DIRECTION: Copy every line below word for word, leaving out the picture.

SUPPLIED MATERIAL:

────────────────

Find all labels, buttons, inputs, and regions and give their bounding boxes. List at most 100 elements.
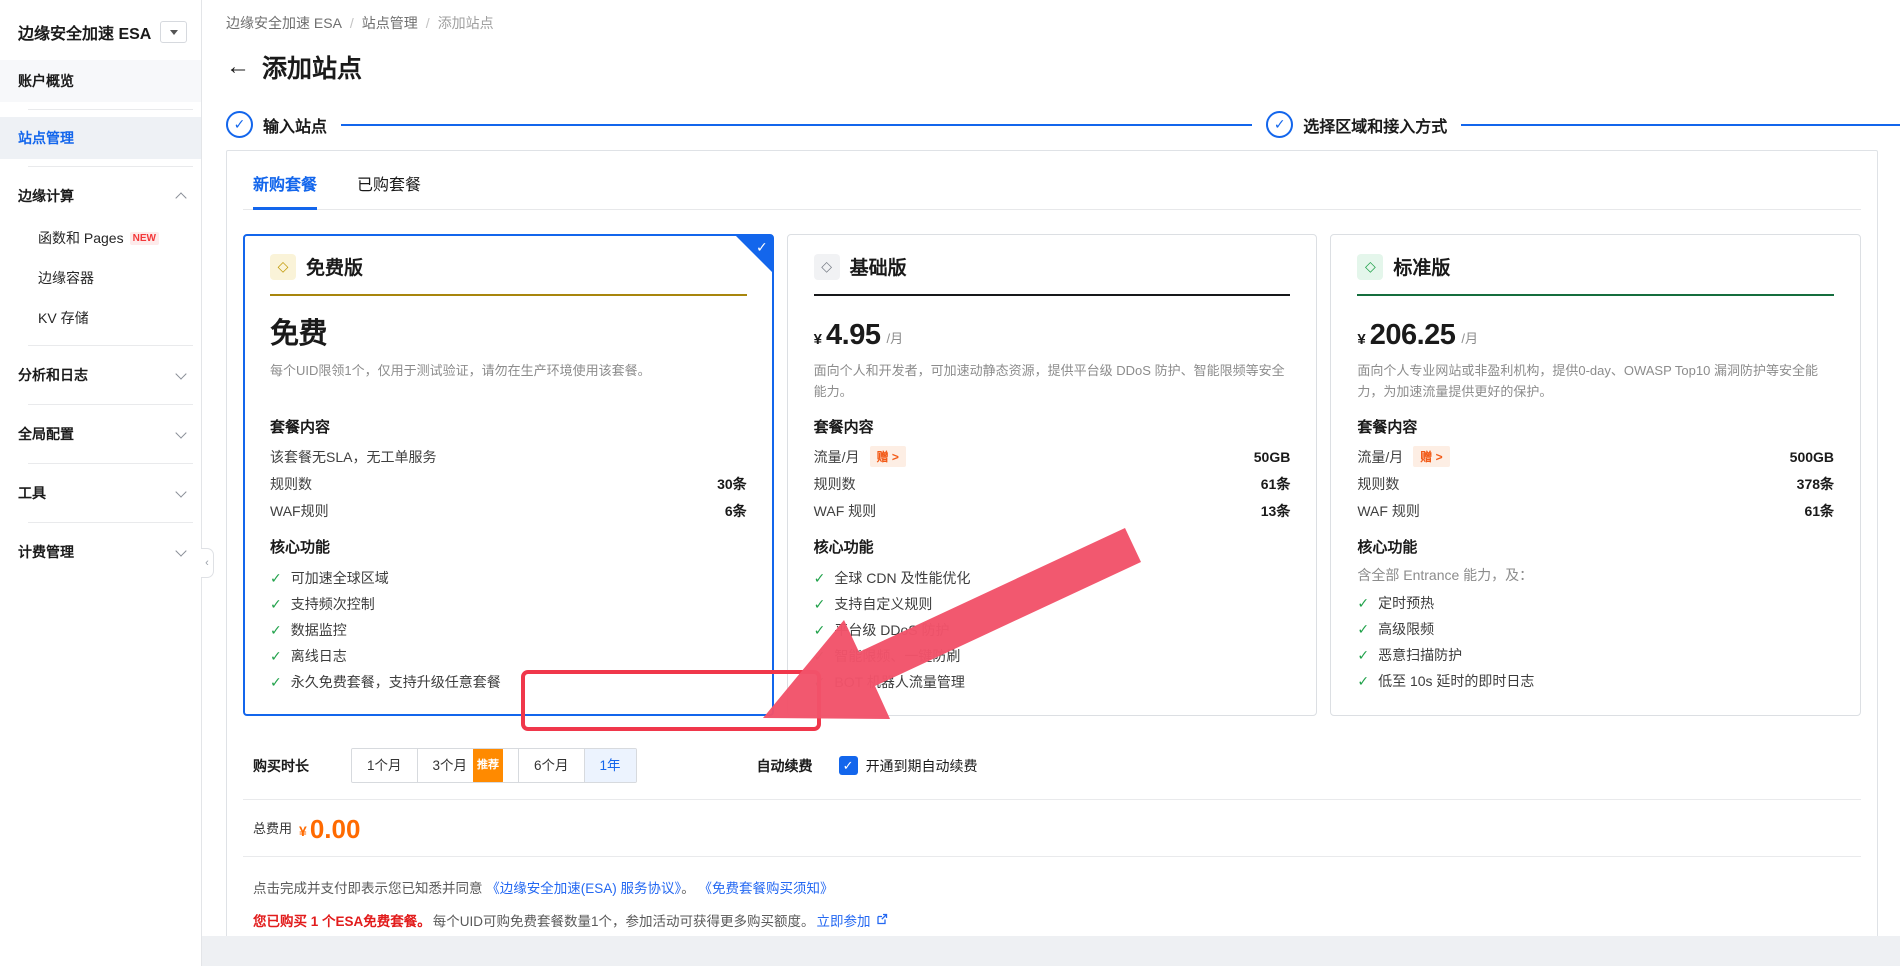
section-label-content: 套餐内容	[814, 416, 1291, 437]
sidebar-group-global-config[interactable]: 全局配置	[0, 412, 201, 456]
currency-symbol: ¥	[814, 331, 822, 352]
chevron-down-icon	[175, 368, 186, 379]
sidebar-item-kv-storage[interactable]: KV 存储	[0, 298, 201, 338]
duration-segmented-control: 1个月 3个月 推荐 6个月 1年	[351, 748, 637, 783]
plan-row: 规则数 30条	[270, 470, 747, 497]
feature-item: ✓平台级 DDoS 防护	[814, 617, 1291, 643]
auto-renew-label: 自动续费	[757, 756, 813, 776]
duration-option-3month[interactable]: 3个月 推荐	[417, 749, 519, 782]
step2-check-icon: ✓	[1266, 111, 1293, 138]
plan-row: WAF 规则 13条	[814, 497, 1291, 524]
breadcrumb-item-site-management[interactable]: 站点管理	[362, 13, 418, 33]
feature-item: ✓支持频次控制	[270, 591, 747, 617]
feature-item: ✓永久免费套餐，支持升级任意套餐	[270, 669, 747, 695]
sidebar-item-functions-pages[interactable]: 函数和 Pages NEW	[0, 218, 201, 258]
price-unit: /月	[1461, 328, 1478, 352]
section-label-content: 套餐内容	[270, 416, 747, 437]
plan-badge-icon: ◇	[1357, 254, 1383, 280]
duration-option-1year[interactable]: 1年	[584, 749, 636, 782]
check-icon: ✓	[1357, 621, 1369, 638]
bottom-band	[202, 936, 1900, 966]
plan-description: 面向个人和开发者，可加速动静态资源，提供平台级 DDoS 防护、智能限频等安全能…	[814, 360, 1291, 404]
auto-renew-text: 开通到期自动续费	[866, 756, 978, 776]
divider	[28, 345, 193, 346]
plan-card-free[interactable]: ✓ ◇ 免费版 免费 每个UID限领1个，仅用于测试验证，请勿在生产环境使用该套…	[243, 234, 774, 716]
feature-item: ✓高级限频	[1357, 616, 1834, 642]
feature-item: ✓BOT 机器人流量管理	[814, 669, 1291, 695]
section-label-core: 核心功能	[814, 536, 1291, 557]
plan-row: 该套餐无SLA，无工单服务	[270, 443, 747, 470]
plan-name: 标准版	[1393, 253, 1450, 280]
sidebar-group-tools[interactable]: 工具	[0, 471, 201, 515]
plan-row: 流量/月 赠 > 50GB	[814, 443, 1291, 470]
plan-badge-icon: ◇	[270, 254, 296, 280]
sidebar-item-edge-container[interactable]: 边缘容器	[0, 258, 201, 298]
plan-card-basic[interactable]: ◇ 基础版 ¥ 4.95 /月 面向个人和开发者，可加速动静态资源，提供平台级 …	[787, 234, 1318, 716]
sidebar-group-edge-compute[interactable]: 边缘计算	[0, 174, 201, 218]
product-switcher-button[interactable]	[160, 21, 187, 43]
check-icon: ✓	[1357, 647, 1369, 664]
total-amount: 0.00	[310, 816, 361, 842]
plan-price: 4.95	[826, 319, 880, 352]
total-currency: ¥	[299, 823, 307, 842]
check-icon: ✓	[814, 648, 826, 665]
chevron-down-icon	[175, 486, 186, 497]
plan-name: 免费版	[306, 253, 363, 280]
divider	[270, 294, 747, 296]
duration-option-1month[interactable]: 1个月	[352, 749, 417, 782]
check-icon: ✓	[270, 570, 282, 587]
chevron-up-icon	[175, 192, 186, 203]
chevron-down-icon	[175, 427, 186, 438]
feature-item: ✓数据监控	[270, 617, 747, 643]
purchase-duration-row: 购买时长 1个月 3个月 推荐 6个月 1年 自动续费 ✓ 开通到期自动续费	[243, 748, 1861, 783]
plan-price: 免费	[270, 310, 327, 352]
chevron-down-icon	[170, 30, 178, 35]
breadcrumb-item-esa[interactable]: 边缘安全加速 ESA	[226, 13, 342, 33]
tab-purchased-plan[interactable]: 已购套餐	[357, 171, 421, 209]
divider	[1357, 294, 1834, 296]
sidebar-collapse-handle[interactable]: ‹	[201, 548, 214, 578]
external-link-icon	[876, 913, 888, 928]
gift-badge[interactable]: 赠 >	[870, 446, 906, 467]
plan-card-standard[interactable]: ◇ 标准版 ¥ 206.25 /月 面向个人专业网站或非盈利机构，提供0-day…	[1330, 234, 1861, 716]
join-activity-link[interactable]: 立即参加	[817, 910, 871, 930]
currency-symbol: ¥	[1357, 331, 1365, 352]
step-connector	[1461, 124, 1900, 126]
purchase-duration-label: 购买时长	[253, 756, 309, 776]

────────────────

WRITTEN ANSWER:
Find all labels, buttons, inputs, and regions and give their bounding boxes. List at most 100 elements.
section-label-content: 套餐内容	[814, 416, 1291, 437]
sidebar-group-global-config[interactable]: 全局配置	[0, 412, 201, 456]
currency-symbol: ¥	[814, 331, 822, 352]
chevron-down-icon	[175, 368, 186, 379]
sidebar-item-kv-storage[interactable]: KV 存储	[0, 298, 201, 338]
duration-segmented-control: 1个月 3个月 推荐 6个月 1年	[351, 748, 637, 783]
plan-row: 规则数 30条	[270, 470, 747, 497]
feature-item: ✓平台级 DDoS 防护	[814, 617, 1291, 643]
auto-renew-label: 自动续费	[757, 756, 813, 776]
duration-option-3month[interactable]: 3个月 推荐	[417, 749, 519, 782]
step2-check-icon: ✓	[1266, 111, 1293, 138]
plan-row: WAF 规则 13条	[814, 497, 1291, 524]
breadcrumb-item-site-management[interactable]: 站点管理	[362, 13, 418, 33]
feature-item: ✓支持频次控制	[270, 591, 747, 617]
feature-item: ✓永久免费套餐，支持升级任意套餐	[270, 669, 747, 695]
sidebar-item-functions-pages[interactable]: 函数和 Pages NEW	[0, 218, 201, 258]
price-unit: /月	[1461, 328, 1478, 352]
section-label-content: 套餐内容	[270, 416, 747, 437]
plan-badge-icon: ◇	[1357, 254, 1383, 280]
duration-option-1year[interactable]: 1年	[584, 749, 636, 782]
check-icon: ✓	[1357, 621, 1369, 638]
bottom-band	[202, 936, 1900, 966]
plan-description: 面向个人和开发者，可加速动静态资源，提供平台级 DDoS 防护、智能限频等安全能…	[814, 360, 1291, 404]
auto-renew-text: 开通到期自动续费	[866, 756, 978, 776]
divider	[28, 345, 193, 346]
plan-card-free[interactable]: ✓ ◇ 免费版 免费 每个UID限领1个，仅用于测试验证，请勿在生产环境使用该套…	[243, 234, 774, 716]
feature-item: ✓高级限频	[1357, 616, 1834, 642]
feature-item: ✓BOT 机器人流量管理	[814, 669, 1291, 695]
section-label-core: 核心功能	[814, 536, 1291, 557]
plan-row: 该套餐无SLA，无工单服务	[270, 443, 747, 470]
plan-name: 标准版	[1393, 253, 1450, 280]
sidebar-group-tools[interactable]: 工具	[0, 471, 201, 515]
plan-row: 流量/月 赠 > 50GB	[814, 443, 1291, 470]
plan-badge-icon: ◇	[270, 254, 296, 280]
sidebar-item-edge-container[interactable]: 边缘容器	[0, 258, 201, 298]
plan-card-basic[interactable]: ◇ 基础版 ¥ 4.95 /月 面向个人和开发者，可加速动静态资源，提供平台级 …	[787, 234, 1318, 716]
sidebar-group-edge-compute[interactable]: 边缘计算	[0, 174, 201, 218]
product-switcher-button[interactable]	[160, 21, 187, 43]
check-icon: ✓	[1357, 647, 1369, 664]
total-amount: 0.00	[310, 816, 361, 842]
plan-price: 4.95	[826, 319, 880, 352]
total-currency: ¥	[299, 823, 307, 842]
check-icon: ✓	[814, 648, 826, 665]
chevron-down-icon	[175, 486, 186, 497]
plan-name: 免费版	[306, 253, 363, 280]
divider	[270, 294, 747, 296]
duration-option-1month[interactable]: 1个月	[352, 749, 417, 782]
check-icon: ✓	[270, 570, 282, 587]
chevron-up-icon	[175, 192, 186, 203]
chevron-down-icon	[175, 427, 186, 438]
feature-item: ✓数据监控	[270, 617, 747, 643]
purchase-duration-row: 购买时长 1个月 3个月 推荐 6个月 1年 自动续费 ✓ 开通到期自动续费	[243, 748, 1861, 783]
plan-price: 免费	[270, 310, 327, 352]
chevron-down-icon	[170, 30, 178, 35]
breadcrumb-item-esa[interactable]: 边缘安全加速 ESA	[226, 13, 342, 33]
tab-purchased-plan[interactable]: 已购套餐	[357, 171, 421, 209]
divider	[1357, 294, 1834, 296]
sidebar-collapse-handle[interactable]: ‹	[201, 548, 214, 578]
external-link-icon	[876, 913, 888, 928]
gift-badge[interactable]: 赠 >	[870, 446, 906, 467]
plan-card-standard[interactable]: ◇ 标准版 ¥ 206.25 /月 面向个人专业网站或非盈利机构，提供0-day…	[1330, 234, 1861, 716]
join-activity-link[interactable]: 立即参加	[817, 910, 871, 930]
currency-symbol: ¥	[1357, 331, 1365, 352]
step-connector	[1461, 124, 1900, 126]
purchase-duration-label: 购买时长	[253, 756, 309, 776]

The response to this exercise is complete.